- _DATASET_
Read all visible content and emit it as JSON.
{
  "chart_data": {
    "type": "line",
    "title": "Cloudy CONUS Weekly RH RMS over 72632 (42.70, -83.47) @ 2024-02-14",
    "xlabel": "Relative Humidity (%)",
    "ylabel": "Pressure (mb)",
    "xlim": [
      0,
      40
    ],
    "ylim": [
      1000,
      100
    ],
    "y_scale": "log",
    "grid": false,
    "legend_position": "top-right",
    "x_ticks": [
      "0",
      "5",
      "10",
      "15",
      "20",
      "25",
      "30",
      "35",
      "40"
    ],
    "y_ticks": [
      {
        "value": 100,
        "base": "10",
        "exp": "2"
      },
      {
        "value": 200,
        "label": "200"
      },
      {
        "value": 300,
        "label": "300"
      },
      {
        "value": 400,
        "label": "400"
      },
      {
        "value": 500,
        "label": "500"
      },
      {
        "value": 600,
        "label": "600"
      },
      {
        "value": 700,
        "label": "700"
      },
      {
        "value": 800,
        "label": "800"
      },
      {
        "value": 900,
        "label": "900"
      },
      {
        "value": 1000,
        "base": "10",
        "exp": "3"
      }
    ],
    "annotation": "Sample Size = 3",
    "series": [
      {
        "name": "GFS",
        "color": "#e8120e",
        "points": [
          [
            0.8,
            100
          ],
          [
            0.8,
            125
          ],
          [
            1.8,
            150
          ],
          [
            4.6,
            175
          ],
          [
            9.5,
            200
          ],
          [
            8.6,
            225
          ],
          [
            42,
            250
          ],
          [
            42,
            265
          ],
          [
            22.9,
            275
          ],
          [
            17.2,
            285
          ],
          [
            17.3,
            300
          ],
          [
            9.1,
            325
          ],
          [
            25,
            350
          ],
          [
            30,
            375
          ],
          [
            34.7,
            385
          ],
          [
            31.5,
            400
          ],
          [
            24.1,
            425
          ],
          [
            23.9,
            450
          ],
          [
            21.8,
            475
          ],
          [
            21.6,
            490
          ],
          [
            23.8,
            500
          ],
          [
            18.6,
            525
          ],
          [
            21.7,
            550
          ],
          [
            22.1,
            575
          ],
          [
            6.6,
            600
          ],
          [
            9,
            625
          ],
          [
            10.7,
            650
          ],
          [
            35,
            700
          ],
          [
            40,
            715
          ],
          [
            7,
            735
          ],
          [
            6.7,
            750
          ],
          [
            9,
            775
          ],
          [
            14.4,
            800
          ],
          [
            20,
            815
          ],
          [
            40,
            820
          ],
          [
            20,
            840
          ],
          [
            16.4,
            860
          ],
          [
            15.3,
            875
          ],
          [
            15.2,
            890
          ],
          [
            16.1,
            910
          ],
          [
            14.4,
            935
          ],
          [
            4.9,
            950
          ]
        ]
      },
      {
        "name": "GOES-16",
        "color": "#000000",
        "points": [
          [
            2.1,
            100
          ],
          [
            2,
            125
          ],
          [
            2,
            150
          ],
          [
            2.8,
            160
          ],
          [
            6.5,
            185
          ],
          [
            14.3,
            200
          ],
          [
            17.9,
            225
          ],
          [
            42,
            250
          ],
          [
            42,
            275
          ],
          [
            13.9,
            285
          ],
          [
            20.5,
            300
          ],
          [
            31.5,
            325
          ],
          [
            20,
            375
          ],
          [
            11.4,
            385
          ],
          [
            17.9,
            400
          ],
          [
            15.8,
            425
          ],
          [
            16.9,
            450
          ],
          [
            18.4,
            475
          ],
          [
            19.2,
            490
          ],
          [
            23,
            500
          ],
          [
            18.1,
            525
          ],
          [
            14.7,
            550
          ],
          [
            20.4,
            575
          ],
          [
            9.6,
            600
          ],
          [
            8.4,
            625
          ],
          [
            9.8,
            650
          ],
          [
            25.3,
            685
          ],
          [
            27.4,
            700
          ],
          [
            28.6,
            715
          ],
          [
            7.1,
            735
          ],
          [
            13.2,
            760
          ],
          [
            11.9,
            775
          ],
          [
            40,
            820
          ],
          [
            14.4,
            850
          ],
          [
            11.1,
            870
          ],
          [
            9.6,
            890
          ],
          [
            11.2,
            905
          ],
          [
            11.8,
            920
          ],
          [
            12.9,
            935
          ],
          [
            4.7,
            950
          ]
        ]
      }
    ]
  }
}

- _STATED TASK_
Using the material above, copy every line in which the string "value" occurs.

- _RESULT_
        "value": 100,
        "value": 200,
        "value": 300,
        "value": 400,
        "value": 500,
        "value": 600,
        "value": 700,
        "value": 800,
        "value": 900,
        "value": 1000,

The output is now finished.